**Exercise directions:** Go through the data and copy every line exactly, but not the images.

**A block of data:**
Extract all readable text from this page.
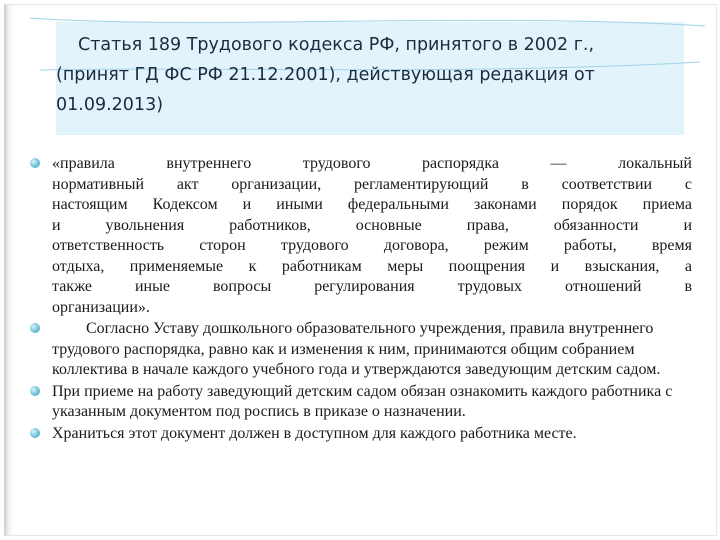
Статья 189 Трудового кодекса РФ, принятого в 2002 г.,
(принят ГД ФС РФ 21.12.2001), действующая редакция от
01.09.2013)
«правила внутреннего трудового распорядка — локальный
нормативный акт организации, регламентирующий в соответствии с
настоящим Кодексом и иными федеральными законами порядок приема
и увольнения работников, основные права, обязанности и
ответственность сторон трудового договора, режим работы, время
отдыха, применяемые к работникам меры поощрения и взыскания, а
также иные вопросы регулирования трудовых отношений в
организации».
Согласно Уставу дошкольного образовательного учреждения, правила внутреннего трудового распорядка, равно как и изменения к ним, принимаются общим собранием коллектива в начале каждого учебного года и утверждаются заведующим детским садом.
При приеме на работу заведующий детским садом обязан ознакомить каждого работника с указанным документом под роспись в приказе о назначении.
Храниться этот документ должен в доступном для каждого работника месте.
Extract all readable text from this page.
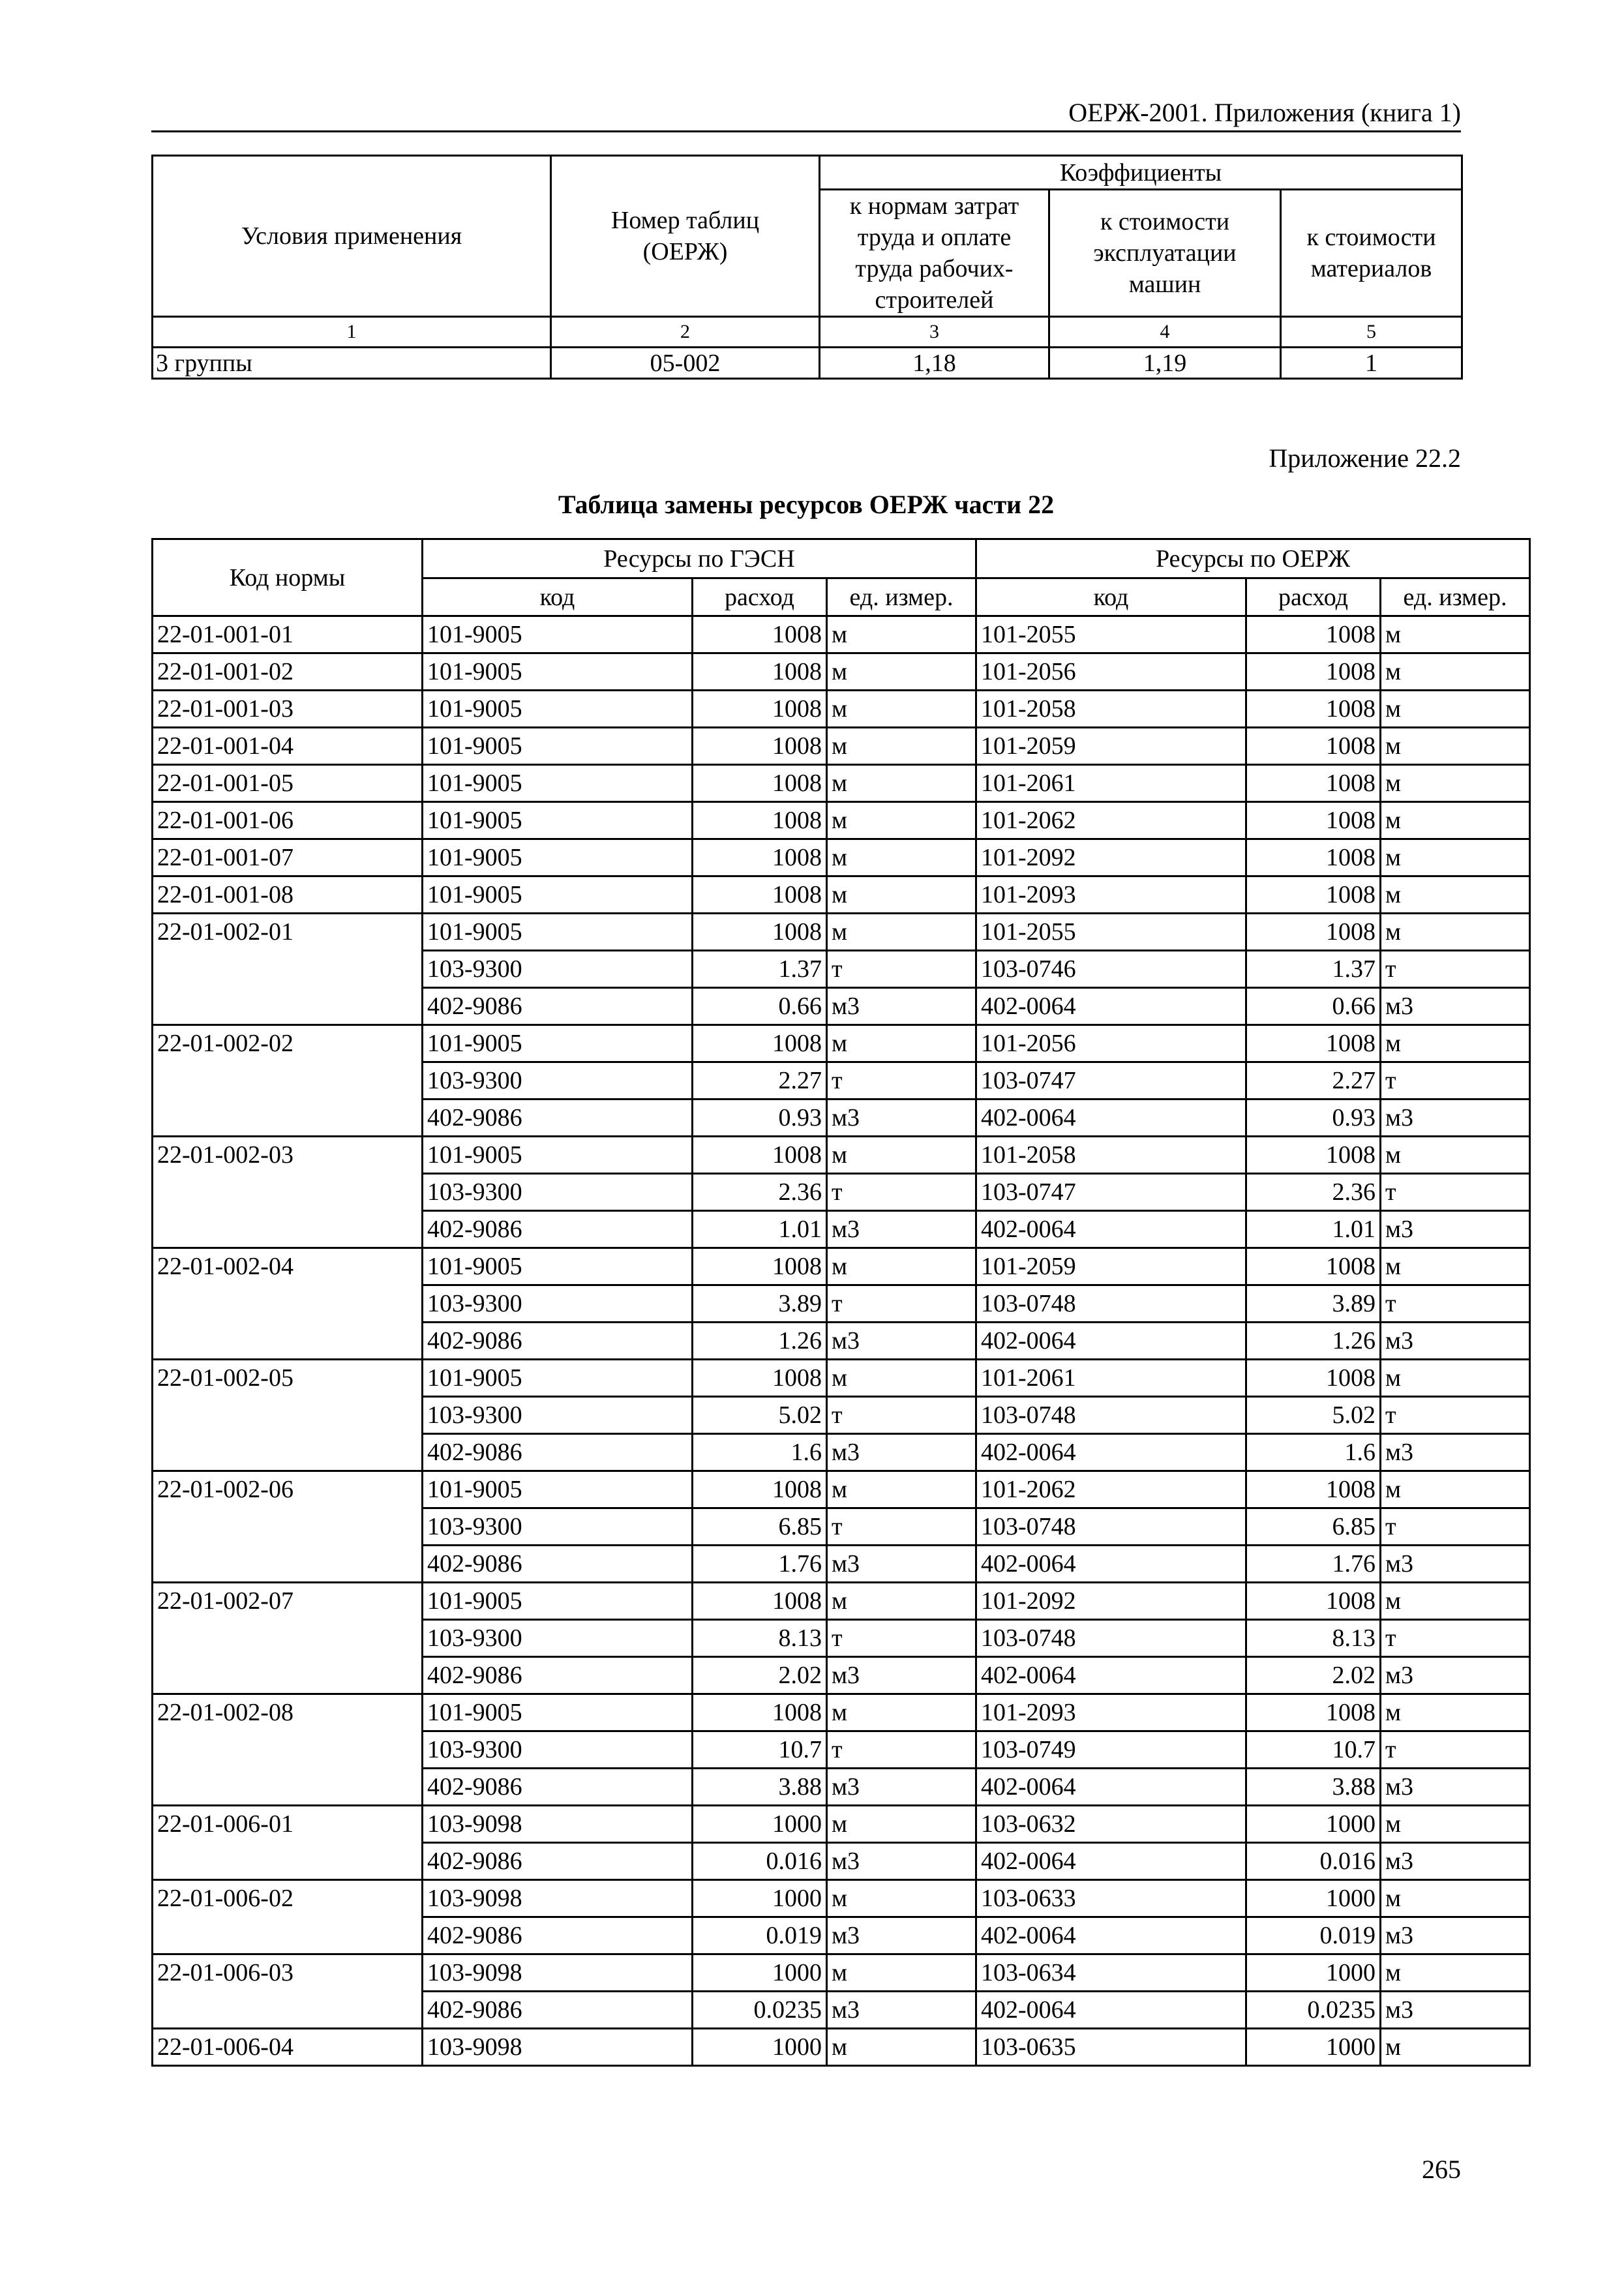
ОЕРЖ-2001. Приложения (книга 1)
Условия применения	Номер таблиц (ОЕРЖ)	Коэффициенты		
		к нормам затрат труда и оплате труда рабочих-строителей	к стоимости эксплуатации машин	к стоимости материалов
1	2	3	4	5
3 группы	05-002	1,18	1,19	1
Приложение 22.2
Таблица замены ресурсов ОЕРЖ части 22
Код нормы	Ресурсы по ГЭСН			Ресурсы по ОЕРЖ		
	код	расход	ед. измер.	код	расход	ед. измер.
22-01-001-01	101-9005	1008	м	101-2055	1008	м
22-01-001-02	101-9005	1008	м	101-2056	1008	м
22-01-001-03	101-9005	1008	м	101-2058	1008	м
22-01-001-04	101-9005	1008	м	101-2059	1008	м
22-01-001-05	101-9005	1008	м	101-2061	1008	м
22-01-001-06	101-9005	1008	м	101-2062	1008	м
22-01-001-07	101-9005	1008	м	101-2092	1008	м
22-01-001-08	101-9005	1008	м	101-2093	1008	м
22-01-002-01	101-9005	1008	м	101-2055	1008	м
	103-9300	1.37	т	103-0746	1.37	т
	402-9086	0.66	м3	402-0064	0.66	м3
22-01-002-02	101-9005	1008	м	101-2056	1008	м
	103-9300	2.27	т	103-0747	2.27	т
	402-9086	0.93	м3	402-0064	0.93	м3
22-01-002-03	101-9005	1008	м	101-2058	1008	м
	103-9300	2.36	т	103-0747	2.36	т
	402-9086	1.01	м3	402-0064	1.01	м3
22-01-002-04	101-9005	1008	м	101-2059	1008	м
	103-9300	3.89	т	103-0748	3.89	т
	402-9086	1.26	м3	402-0064	1.26	м3
22-01-002-05	101-9005	1008	м	101-2061	1008	м
	103-9300	5.02	т	103-0748	5.02	т
	402-9086	1.6	м3	402-0064	1.6	м3
22-01-002-06	101-9005	1008	м	101-2062	1008	м
	103-9300	6.85	т	103-0748	6.85	т
	402-9086	1.76	м3	402-0064	1.76	м3
22-01-002-07	101-9005	1008	м	101-2092	1008	м
	103-9300	8.13	т	103-0748	8.13	т
	402-9086	2.02	м3	402-0064	2.02	м3
22-01-002-08	101-9005	1008	м	101-2093	1008	м
	103-9300	10.7	т	103-0749	10.7	т
	402-9086	3.88	м3	402-0064	3.88	м3
22-01-006-01	103-9098	1000	м	103-0632	1000	м
	402-9086	0.016	м3	402-0064	0.016	м3
22-01-006-02	103-9098	1000	м	103-0633	1000	м
	402-9086	0.019	м3	402-0064	0.019	м3
22-01-006-03	103-9098	1000	м	103-0634	1000	м
	402-9086	0.0235	м3	402-0064	0.0235	м3
22-01-006-04	103-9098	1000	м	103-0635	1000	м
265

**Task response:**
Extract all readable text from this page.
Статья 189 Трудового кодекса РФ, принятого в 2002 г.,
(принят ГД ФС РФ 21.12.2001), действующая редакция от
01.09.2013)
«правила внутреннего трудового распорядка — локальный
нормативный акт организации, регламентирующий в соответствии с
настоящим Кодексом и иными федеральными законами порядок приема
и увольнения работников, основные права, обязанности и
ответственность сторон трудового договора, режим работы, время
отдыха, применяемые к работникам меры поощрения и взыскания, а
также иные вопросы регулирования трудовых отношений в
организации».
Согласно Уставу дошкольного образовательного учреждения, правила внутреннего трудового распорядка, равно как и изменения к ним, принимаются общим собранием коллектива в начале каждого учебного года и утверждаются заведующим детским садом.
При приеме на работу заведующий детским садом обязан ознакомить каждого работника с указанным документом под роспись в приказе о назначении.
Храниться этот документ должен в доступном для каждого работника месте.
Extract all readable text from this page.
ОЕРЖ-2001. Приложения (книга 1)
Условия применения	Номер таблиц (ОЕРЖ)	Коэффициенты		
		к нормам затрат труда и оплате труда рабочих-строителей	к стоимости эксплуатации машин	к стоимости материалов
1	2	3	4	5
3 группы	05-002	1,18	1,19	1
Приложение 22.2
Таблица замены ресурсов ОЕРЖ части 22
Код нормы	Ресурсы по ГЭСН			Ресурсы по ОЕРЖ		
	код	расход	ед. измер.	код	расход	ед. измер.
22-01-001-01	101-9005	1008	м	101-2055	1008	м
22-01-001-02	101-9005	1008	м	101-2056	1008	м
22-01-001-03	101-9005	1008	м	101-2058	1008	м
22-01-001-04	101-9005	1008	м	101-2059	1008	м
22-01-001-05	101-9005	1008	м	101-2061	1008	м
22-01-001-06	101-9005	1008	м	101-2062	1008	м
22-01-001-07	101-9005	1008	м	101-2092	1008	м
22-01-001-08	101-9005	1008	м	101-2093	1008	м
22-01-002-01	101-9005	1008	м	101-2055	1008	м
	103-9300	1.37	т	103-0746	1.37	т
	402-9086	0.66	м3	402-0064	0.66	м3
22-01-002-02	101-9005	1008	м	101-2056	1008	м
	103-9300	2.27	т	103-0747	2.27	т
	402-9086	0.93	м3	402-0064	0.93	м3
22-01-002-03	101-9005	1008	м	101-2058	1008	м
	103-9300	2.36	т	103-0747	2.36	т
	402-9086	1.01	м3	402-0064	1.01	м3
22-01-002-04	101-9005	1008	м	101-2059	1008	м
	103-9300	3.89	т	103-0748	3.89	т
	402-9086	1.26	м3	402-0064	1.26	м3
22-01-002-05	101-9005	1008	м	101-2061	1008	м
	103-9300	5.02	т	103-0748	5.02	т
	402-9086	1.6	м3	402-0064	1.6	м3
22-01-002-06	101-9005	1008	м	101-2062	1008	м
	103-9300	6.85	т	103-0748	6.85	т
	402-9086	1.76	м3	402-0064	1.76	м3
22-01-002-07	101-9005	1008	м	101-2092	1008	м
	103-9300	8.13	т	103-0748	8.13	т
	402-9086	2.02	м3	402-0064	2.02	м3
22-01-002-08	101-9005	1008	м	101-2093	1008	м
	103-9300	10.7	т	103-0749	10.7	т
	402-9086	3.88	м3	402-0064	3.88	м3
22-01-006-01	103-9098	1000	м	103-0632	1000	м
	402-9086	0.016	м3	402-0064	0.016	м3
22-01-006-02	103-9098	1000	м	103-0633	1000	м
	402-9086	0.019	м3	402-0064	0.019	м3
22-01-006-03	103-9098	1000	м	103-0634	1000	м
	402-9086	0.0235	м3	402-0064	0.0235	м3
22-01-006-04	103-9098	1000	м	103-0635	1000	м
265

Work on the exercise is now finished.